### What you need to do
Below are the records. List every line holding the word "aparece".
________________________
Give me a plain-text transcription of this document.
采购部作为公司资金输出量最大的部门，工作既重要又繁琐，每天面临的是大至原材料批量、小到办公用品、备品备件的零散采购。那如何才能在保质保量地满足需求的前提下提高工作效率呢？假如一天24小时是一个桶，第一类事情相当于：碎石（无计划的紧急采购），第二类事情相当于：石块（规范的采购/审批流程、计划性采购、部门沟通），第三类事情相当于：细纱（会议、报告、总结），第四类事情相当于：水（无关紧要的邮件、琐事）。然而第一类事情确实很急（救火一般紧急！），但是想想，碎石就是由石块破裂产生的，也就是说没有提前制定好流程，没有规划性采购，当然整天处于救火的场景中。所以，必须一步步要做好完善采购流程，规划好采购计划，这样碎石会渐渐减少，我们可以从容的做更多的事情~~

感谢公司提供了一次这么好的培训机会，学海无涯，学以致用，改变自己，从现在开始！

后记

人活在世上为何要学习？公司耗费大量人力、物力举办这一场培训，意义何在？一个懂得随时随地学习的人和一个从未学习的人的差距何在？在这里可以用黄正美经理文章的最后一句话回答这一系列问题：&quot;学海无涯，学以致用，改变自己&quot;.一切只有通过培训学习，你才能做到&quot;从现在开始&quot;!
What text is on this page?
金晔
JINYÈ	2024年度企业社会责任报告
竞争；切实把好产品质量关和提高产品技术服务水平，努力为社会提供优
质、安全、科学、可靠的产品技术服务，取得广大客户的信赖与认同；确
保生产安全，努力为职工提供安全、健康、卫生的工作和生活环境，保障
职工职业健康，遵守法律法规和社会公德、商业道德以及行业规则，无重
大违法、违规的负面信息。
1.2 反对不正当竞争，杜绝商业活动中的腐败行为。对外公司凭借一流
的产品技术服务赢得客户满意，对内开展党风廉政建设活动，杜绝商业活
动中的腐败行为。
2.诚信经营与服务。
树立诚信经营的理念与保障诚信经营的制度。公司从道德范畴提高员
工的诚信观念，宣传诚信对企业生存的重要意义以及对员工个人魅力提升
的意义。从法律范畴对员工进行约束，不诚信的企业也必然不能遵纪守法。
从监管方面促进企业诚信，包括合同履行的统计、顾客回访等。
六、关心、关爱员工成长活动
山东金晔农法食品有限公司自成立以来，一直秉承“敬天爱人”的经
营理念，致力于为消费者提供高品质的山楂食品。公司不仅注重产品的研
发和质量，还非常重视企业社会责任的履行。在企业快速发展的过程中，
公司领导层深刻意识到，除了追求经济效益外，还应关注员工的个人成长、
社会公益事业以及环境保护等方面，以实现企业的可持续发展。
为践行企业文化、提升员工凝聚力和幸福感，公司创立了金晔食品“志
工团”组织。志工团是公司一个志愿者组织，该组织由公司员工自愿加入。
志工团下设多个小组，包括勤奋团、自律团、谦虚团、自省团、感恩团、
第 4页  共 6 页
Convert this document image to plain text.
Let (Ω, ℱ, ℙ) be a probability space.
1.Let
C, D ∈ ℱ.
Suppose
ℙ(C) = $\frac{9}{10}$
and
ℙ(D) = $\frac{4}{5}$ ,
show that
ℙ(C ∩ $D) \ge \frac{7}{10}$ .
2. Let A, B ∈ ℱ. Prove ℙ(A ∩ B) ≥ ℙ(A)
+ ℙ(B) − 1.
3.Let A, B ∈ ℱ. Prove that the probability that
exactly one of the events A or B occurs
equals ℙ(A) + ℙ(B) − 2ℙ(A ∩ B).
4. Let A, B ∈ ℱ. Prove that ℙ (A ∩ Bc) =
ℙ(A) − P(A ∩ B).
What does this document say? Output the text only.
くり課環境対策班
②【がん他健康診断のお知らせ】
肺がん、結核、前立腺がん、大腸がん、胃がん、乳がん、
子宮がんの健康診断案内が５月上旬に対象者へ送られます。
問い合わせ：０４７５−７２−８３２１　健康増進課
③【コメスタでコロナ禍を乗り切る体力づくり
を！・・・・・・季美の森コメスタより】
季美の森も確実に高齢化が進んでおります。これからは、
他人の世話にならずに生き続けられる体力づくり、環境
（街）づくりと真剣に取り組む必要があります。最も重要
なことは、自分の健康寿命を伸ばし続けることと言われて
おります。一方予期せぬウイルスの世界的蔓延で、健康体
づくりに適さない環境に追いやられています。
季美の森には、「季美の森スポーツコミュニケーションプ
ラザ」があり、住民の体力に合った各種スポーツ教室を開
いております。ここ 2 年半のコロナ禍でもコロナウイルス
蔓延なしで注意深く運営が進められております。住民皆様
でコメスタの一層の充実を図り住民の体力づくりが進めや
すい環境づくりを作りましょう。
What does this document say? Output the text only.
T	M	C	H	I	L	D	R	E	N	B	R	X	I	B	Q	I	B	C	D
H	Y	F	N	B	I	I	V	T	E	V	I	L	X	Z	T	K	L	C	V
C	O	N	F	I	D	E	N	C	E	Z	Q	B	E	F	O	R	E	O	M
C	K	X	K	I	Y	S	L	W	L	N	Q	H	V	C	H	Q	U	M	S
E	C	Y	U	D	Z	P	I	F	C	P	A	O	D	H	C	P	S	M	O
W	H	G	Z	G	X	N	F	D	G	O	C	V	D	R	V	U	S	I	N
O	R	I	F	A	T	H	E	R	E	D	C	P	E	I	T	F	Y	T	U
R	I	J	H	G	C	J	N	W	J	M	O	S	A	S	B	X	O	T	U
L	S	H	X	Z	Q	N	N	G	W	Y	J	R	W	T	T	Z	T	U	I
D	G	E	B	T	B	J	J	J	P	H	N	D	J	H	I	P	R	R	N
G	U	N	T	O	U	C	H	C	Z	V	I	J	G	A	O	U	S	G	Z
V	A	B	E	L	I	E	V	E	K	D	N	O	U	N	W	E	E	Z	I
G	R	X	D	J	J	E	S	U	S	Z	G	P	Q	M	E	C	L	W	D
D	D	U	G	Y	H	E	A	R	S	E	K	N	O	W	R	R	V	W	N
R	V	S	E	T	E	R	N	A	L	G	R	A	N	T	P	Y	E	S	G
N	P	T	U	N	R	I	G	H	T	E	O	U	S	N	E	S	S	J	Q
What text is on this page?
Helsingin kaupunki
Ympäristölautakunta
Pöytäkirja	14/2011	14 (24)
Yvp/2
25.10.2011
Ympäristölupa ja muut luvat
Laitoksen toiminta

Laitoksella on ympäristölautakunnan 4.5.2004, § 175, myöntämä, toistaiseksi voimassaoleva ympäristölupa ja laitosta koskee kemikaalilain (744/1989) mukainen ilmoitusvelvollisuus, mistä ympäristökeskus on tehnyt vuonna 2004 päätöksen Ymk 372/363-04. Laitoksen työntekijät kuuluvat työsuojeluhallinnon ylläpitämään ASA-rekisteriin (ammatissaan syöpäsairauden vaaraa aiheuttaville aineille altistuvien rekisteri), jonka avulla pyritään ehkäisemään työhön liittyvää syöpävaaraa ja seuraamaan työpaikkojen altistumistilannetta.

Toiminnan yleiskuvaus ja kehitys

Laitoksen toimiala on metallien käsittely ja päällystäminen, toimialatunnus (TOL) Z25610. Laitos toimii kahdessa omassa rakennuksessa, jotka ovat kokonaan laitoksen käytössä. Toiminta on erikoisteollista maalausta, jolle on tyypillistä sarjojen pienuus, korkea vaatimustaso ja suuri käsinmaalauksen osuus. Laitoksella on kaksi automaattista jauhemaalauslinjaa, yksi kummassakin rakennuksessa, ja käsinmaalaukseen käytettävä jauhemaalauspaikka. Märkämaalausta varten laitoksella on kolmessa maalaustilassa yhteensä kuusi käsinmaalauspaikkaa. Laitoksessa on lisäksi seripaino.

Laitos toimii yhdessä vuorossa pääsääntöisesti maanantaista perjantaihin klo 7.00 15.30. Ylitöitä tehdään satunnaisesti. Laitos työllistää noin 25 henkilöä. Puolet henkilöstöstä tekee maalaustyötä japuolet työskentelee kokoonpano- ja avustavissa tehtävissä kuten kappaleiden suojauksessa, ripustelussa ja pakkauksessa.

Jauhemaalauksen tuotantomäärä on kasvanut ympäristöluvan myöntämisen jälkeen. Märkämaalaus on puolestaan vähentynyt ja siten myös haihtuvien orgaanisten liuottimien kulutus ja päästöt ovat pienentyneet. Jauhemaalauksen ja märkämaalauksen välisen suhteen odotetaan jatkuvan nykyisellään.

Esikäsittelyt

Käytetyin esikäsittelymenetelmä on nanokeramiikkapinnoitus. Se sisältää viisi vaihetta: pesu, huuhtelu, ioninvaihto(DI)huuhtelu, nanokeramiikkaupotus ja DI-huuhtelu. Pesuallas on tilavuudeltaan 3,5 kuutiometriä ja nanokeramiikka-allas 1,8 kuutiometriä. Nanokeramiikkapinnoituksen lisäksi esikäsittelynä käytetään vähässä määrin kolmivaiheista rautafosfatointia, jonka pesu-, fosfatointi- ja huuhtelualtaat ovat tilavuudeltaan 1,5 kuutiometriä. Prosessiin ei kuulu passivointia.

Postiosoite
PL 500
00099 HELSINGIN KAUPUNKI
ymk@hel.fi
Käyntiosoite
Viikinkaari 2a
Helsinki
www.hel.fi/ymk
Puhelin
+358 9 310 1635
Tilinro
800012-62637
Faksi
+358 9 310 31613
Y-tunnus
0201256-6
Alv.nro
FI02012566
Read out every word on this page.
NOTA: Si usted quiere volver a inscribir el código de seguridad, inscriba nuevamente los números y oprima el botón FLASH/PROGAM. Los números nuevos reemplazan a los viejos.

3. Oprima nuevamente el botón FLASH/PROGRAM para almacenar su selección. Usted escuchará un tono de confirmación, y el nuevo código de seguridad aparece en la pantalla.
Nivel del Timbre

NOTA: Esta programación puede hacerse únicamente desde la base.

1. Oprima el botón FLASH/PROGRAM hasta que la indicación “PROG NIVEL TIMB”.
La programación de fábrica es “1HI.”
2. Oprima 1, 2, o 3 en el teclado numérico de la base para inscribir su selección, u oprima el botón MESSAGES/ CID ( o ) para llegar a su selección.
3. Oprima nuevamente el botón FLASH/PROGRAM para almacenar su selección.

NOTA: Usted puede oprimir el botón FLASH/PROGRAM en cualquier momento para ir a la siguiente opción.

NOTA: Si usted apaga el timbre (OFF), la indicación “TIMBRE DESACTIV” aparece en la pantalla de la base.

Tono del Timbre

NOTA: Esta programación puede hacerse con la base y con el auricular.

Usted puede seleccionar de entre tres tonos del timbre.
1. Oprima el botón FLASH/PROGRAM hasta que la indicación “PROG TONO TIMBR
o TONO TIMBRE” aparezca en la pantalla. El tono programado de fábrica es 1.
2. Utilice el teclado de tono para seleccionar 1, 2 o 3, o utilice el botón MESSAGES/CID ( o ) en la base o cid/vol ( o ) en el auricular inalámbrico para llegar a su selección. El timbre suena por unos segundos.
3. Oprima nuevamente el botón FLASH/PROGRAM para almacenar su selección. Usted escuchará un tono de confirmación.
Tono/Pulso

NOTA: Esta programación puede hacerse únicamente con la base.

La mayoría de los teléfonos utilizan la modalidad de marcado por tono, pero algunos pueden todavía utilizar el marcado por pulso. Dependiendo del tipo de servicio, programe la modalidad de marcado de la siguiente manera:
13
________________________
### Solution for this task
3. Oprima nuevamente el botón FLASH/PROGRAM para almacenar su selección. Usted escuchará un tono de confirmación, y el nuevo código de seguridad aparece en la pantalla.
NOTA: Si usted apaga el timbre (OFF), la indicación “TIMBRE DESACTIV” aparece en la pantalla de la base.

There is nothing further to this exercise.